Element position data
..............................

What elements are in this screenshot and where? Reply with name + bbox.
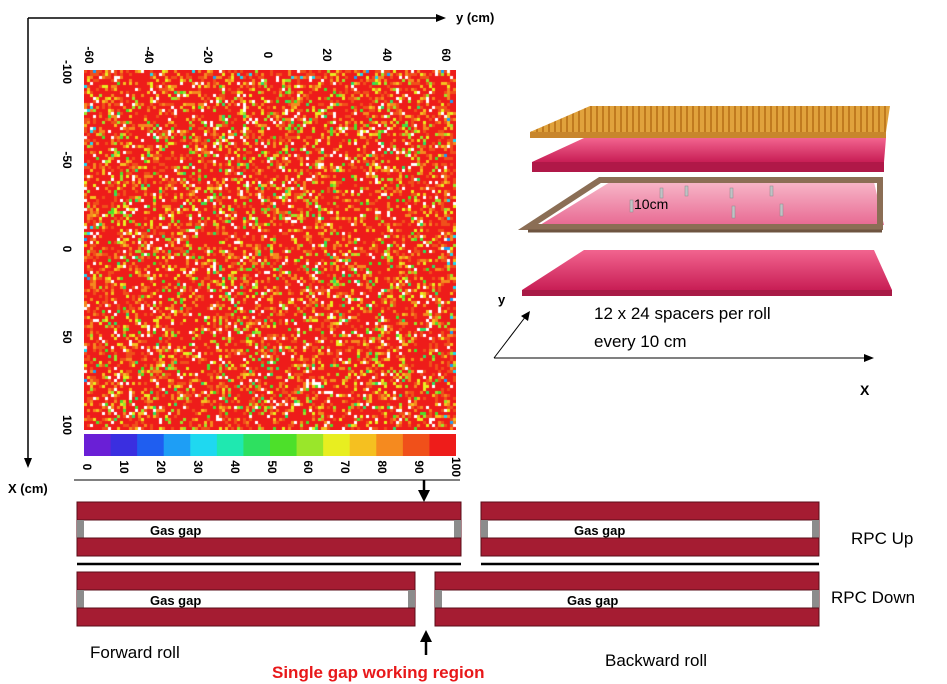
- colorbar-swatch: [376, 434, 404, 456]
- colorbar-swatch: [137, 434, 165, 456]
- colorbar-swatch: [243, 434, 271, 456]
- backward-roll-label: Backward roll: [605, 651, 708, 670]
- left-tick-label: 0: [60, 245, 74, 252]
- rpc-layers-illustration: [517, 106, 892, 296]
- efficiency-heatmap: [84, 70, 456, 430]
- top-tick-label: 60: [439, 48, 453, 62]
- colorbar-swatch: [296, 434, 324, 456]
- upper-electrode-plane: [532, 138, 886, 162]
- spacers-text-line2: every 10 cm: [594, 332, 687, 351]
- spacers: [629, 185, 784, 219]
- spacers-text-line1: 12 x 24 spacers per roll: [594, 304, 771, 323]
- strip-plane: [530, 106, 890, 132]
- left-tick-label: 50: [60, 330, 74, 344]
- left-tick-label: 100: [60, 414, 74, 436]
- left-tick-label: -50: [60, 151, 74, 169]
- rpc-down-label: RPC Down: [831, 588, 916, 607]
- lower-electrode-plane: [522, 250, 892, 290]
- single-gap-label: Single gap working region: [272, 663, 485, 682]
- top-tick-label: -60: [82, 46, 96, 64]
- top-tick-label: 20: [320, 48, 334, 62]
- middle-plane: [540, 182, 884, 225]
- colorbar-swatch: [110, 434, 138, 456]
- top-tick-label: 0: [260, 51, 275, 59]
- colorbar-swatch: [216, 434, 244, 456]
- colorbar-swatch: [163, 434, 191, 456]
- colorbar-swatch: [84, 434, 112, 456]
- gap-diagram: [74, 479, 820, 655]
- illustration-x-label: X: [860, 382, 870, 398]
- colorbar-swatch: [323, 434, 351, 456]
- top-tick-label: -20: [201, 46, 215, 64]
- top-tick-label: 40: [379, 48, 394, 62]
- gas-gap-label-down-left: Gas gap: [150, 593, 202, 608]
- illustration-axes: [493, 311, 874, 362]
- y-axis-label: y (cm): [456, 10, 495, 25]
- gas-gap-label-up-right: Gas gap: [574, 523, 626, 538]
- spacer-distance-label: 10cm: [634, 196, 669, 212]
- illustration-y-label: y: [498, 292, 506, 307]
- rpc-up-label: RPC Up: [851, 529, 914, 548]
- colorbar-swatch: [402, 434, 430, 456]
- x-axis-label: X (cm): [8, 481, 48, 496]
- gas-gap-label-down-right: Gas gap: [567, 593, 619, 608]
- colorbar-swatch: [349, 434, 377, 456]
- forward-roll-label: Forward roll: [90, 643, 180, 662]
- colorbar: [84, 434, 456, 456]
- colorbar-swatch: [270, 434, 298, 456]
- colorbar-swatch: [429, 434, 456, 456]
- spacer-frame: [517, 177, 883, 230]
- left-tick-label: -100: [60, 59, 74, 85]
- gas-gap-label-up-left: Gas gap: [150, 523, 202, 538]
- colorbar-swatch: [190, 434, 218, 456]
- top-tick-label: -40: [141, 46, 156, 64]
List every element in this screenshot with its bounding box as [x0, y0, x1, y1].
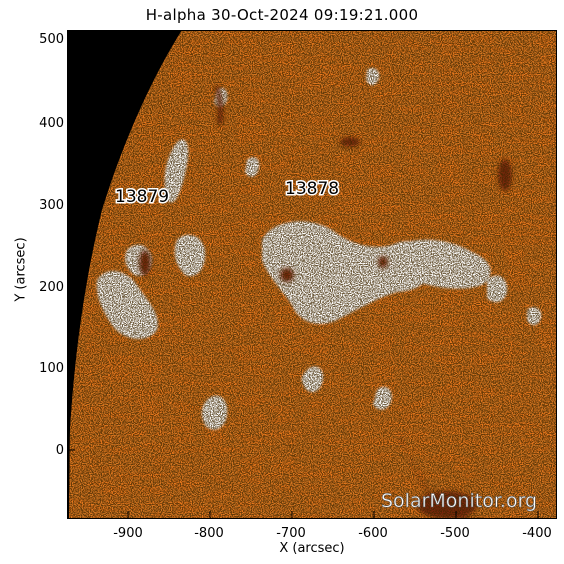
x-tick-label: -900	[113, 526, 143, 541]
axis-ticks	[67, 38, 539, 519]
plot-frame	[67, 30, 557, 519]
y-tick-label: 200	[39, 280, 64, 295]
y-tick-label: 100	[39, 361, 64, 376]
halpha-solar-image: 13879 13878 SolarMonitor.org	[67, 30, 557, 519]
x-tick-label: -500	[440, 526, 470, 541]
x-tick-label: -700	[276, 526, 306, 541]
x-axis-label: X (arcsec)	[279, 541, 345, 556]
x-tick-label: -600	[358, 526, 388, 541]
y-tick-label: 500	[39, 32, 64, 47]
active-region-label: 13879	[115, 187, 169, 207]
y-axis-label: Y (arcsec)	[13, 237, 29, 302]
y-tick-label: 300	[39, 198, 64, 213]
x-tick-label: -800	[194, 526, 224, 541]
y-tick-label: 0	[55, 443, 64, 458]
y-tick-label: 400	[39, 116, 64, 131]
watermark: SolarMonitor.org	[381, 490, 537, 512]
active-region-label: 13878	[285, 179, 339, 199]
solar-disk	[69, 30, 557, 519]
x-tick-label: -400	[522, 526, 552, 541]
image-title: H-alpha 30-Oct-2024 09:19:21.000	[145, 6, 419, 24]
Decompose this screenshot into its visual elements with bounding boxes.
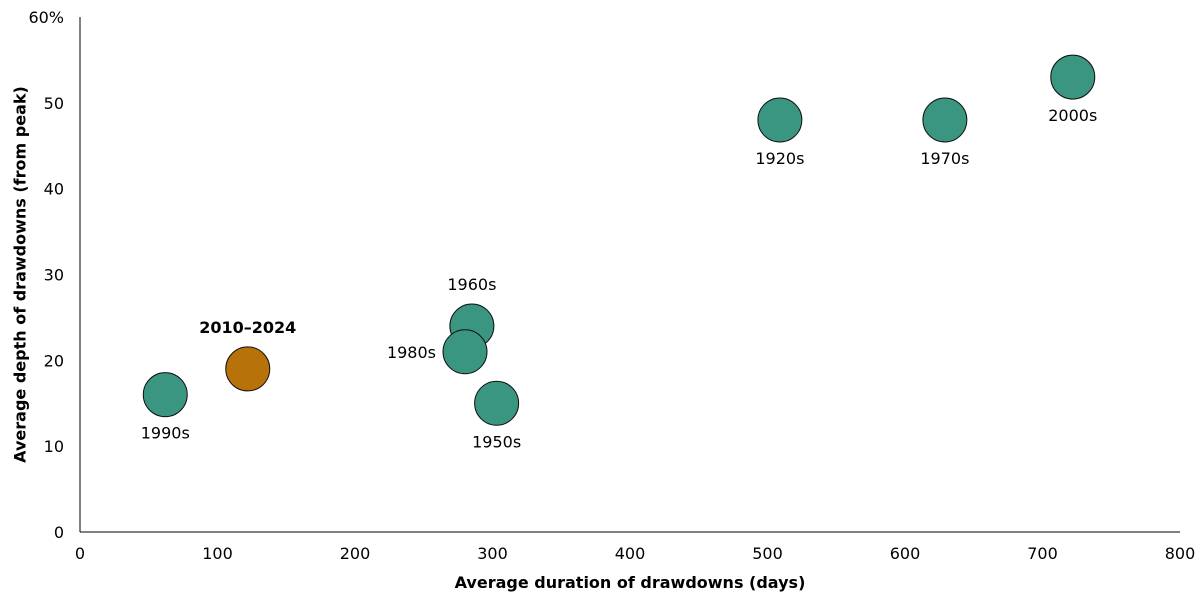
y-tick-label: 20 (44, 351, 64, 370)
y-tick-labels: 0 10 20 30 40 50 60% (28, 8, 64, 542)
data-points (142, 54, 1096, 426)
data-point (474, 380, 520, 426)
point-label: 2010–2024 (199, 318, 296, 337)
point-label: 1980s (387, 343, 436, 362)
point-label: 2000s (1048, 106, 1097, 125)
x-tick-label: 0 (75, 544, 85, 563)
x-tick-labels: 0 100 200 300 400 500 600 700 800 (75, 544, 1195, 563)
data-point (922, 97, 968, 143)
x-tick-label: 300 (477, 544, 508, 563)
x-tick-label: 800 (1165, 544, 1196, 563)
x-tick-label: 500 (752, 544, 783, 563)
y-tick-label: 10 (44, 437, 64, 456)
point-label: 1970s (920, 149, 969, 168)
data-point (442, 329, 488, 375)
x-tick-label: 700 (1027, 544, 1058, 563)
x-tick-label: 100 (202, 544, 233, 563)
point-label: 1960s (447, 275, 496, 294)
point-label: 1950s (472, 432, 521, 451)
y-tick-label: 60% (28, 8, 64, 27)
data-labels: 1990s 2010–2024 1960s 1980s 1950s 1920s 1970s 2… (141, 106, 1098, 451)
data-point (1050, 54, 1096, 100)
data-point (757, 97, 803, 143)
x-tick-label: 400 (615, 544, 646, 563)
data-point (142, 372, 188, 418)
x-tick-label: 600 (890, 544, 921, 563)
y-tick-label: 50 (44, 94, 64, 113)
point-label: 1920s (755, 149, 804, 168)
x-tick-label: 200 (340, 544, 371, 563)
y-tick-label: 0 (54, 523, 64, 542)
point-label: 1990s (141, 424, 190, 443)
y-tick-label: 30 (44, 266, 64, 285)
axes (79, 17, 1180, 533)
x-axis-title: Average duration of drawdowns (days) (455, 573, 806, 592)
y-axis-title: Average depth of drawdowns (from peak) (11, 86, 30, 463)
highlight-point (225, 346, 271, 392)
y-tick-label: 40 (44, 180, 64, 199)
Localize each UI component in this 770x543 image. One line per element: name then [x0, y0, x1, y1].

..............................

> [WORK INSTRUCTIONS]: Rewrite every one of the records, replacing each "Gas gap" with "Gas layer" and keeping everything else unchanged. Omit the pictures from your answer.

> [WORKED ANSWER]:
What elements are in this screenshot and where? Reply with name + bbox.
- colorbar-swatch: [376, 434, 404, 456]
- colorbar-swatch: [137, 434, 165, 456]
- colorbar-swatch: [243, 434, 271, 456]
- backward-roll-label: Backward roll: [605, 651, 708, 670]
- left-tick-label: 0: [60, 245, 74, 252]
- rpc-layers-illustration: [517, 106, 892, 296]
- efficiency-heatmap: [84, 70, 456, 430]
- top-tick-label: 60: [439, 48, 453, 62]
- colorbar-swatch: [296, 434, 324, 456]
- upper-electrode-plane: [532, 138, 886, 162]
- spacers-text-line2: every 10 cm: [594, 332, 687, 351]
- spacers: [629, 185, 784, 219]
- spacers-text-line1: 12 x 24 spacers per roll: [594, 304, 771, 323]
- strip-plane: [530, 106, 890, 132]
- left-tick-label: 50: [60, 330, 74, 344]
- left-tick-label: 100: [60, 414, 74, 436]
- left-tick-label: -50: [60, 151, 74, 169]
- rpc-down-label: RPC Down: [831, 588, 916, 607]
- lower-electrode-plane: [522, 250, 892, 290]
- single-gap-label: Single gap working region: [272, 663, 485, 682]
- top-tick-label: -60: [82, 46, 96, 64]
- top-tick-label: 20: [320, 48, 334, 62]
- middle-plane: [540, 182, 884, 225]
- colorbar-swatch: [110, 434, 138, 456]
- top-tick-label: 0: [260, 51, 275, 59]
- colorbar-swatch: [216, 434, 244, 456]
- colorbar-swatch: [163, 434, 191, 456]
- colorbar-swatch: [84, 434, 112, 456]
- gap-diagram: [74, 479, 820, 655]
- illustration-x-label: X: [860, 382, 870, 398]
- colorbar-swatch: [323, 434, 351, 456]
- top-tick-label: -20: [201, 46, 215, 64]
- top-tick-label: 40: [379, 48, 394, 62]
- gas-gap-label-down-left: Gas layer: [150, 593, 202, 608]
- illustration-axes: [493, 311, 874, 362]
- y-axis-label: y (cm): [456, 10, 495, 25]
- gas-gap-label-up-right: Gas layer: [574, 523, 626, 538]
- spacer-distance-label: 10cm: [634, 196, 669, 212]
- illustration-y-label: y: [498, 292, 506, 307]
- rpc-up-label: RPC Up: [851, 529, 914, 548]
- colorbar-swatch: [402, 434, 430, 456]
- x-axis-label: X (cm): [8, 481, 48, 496]
- gas-gap-label-down-right: Gas layer: [567, 593, 619, 608]
- colorbar-swatch: [349, 434, 377, 456]
- forward-roll-label: Forward roll: [90, 643, 180, 662]
- colorbar: [84, 434, 456, 456]
- colorbar-swatch: [270, 434, 298, 456]
- colorbar-swatch: [429, 434, 456, 456]
- spacer-frame: [517, 177, 883, 230]
- left-tick-label: -100: [60, 59, 74, 85]
- gas-gap-label-up-left: Gas layer: [150, 523, 202, 538]
- colorbar-swatch: [190, 434, 218, 456]
- top-tick-label: -40: [141, 46, 156, 64]
List every element in this screenshot with its bounding box as [x0, y0, x1, y1].
x-tick-label: -900	[113, 526, 143, 541]
axis-ticks	[67, 38, 539, 519]
plot-frame	[67, 30, 557, 519]
y-tick-label: 200	[39, 280, 64, 295]
y-tick-label: 100	[39, 361, 64, 376]
halpha-solar-image: 13879 13878 SolarMonitor.org	[67, 30, 557, 519]
x-tick-label: -500	[440, 526, 470, 541]
x-tick-label: -700	[276, 526, 306, 541]
x-axis-label: X (arcsec)	[279, 541, 345, 556]
x-tick-label: -600	[358, 526, 388, 541]
y-tick-label: 500	[39, 32, 64, 47]
active-region-label: 13879	[115, 187, 169, 207]
y-axis-label: Y (arcsec)	[13, 237, 29, 302]
y-tick-label: 300	[39, 198, 64, 213]
x-tick-label: -800	[194, 526, 224, 541]
y-tick-label: 0	[55, 443, 64, 458]
y-tick-label: 400	[39, 116, 64, 131]
watermark: SolarMonitor.org	[381, 490, 537, 512]
active-region-label: 13878	[285, 179, 339, 199]
solar-disk	[69, 30, 557, 519]
x-tick-label: -400	[522, 526, 552, 541]
image-title: H-alpha 30-Oct-2024 09:19:21.000	[145, 6, 419, 24]
Decompose this screenshot into its visual elements with bounding boxes.
y-tick-label: 20 (44, 351, 64, 370)
y-tick-labels: 0 10 20 30 40 50 60% (28, 8, 64, 542)
data-points (142, 54, 1096, 426)
data-point (474, 380, 520, 426)
point-label: 2010–2024 (199, 318, 296, 337)
point-label: 1980s (387, 343, 436, 362)
point-label: 2000s (1048, 106, 1097, 125)
x-tick-label: 0 (75, 544, 85, 563)
x-tick-labels: 0 100 200 300 400 500 600 700 800 (75, 544, 1195, 563)
data-point (922, 97, 968, 143)
x-tick-label: 300 (477, 544, 508, 563)
x-tick-label: 800 (1165, 544, 1196, 563)
x-tick-label: 500 (752, 544, 783, 563)
y-tick-label: 10 (44, 437, 64, 456)
point-label: 1970s (920, 149, 969, 168)
data-point (442, 329, 488, 375)
x-tick-label: 700 (1027, 544, 1058, 563)
x-tick-label: 100 (202, 544, 233, 563)
point-label: 1960s (447, 275, 496, 294)
point-label: 1950s (472, 432, 521, 451)
y-tick-label: 60% (28, 8, 64, 27)
data-labels: 1990s 2010–2024 1960s 1980s 1950s 1920s 1970s 2… (141, 106, 1098, 451)
data-point (1050, 54, 1096, 100)
data-point (757, 97, 803, 143)
x-tick-label: 400 (615, 544, 646, 563)
data-point (142, 372, 188, 418)
x-tick-label: 600 (890, 544, 921, 563)
y-tick-label: 50 (44, 94, 64, 113)
point-label: 1920s (755, 149, 804, 168)
x-tick-label: 200 (340, 544, 371, 563)
y-tick-label: 0 (54, 523, 64, 542)
point-label: 1990s (141, 424, 190, 443)
y-tick-label: 30 (44, 266, 64, 285)
axes (79, 17, 1180, 533)
x-axis-title: Average duration of drawdowns (days) (455, 573, 806, 592)
y-axis-title: Average depth of drawdowns (from peak) (11, 86, 30, 463)
highlight-point (225, 346, 271, 392)
y-tick-label: 40 (44, 180, 64, 199)
Localize each UI component in this 770x543 image. One line per element: name then [x0, y0, x1, y1].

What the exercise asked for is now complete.